- REQUIREMENT:
A single number is needed: how many lines of the data hold the word "Appointment".

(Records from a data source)
- - -

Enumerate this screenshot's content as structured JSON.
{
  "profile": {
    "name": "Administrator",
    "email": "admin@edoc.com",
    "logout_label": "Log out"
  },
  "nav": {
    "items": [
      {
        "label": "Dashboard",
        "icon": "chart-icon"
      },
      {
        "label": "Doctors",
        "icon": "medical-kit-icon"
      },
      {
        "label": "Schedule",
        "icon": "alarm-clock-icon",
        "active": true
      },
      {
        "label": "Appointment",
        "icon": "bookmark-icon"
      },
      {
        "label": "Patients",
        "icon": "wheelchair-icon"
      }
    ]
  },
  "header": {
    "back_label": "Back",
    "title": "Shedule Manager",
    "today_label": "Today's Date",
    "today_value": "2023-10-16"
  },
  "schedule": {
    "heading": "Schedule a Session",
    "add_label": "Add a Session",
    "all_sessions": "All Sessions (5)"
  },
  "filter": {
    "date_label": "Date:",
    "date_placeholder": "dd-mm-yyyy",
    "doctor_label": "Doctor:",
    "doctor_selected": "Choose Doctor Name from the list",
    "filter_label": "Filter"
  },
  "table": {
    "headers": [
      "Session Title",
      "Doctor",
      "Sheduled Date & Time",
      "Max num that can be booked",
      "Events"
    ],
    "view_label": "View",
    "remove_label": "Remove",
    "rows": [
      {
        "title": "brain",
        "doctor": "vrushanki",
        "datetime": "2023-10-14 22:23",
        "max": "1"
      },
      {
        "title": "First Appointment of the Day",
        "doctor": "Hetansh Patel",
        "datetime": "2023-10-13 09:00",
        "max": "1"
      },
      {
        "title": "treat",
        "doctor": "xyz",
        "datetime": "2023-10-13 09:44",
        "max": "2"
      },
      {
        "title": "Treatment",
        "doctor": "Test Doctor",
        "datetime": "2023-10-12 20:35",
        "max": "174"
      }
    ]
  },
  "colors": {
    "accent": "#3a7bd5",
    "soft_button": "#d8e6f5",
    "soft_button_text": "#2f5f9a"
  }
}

- - -

- RESPONSE AREA:
2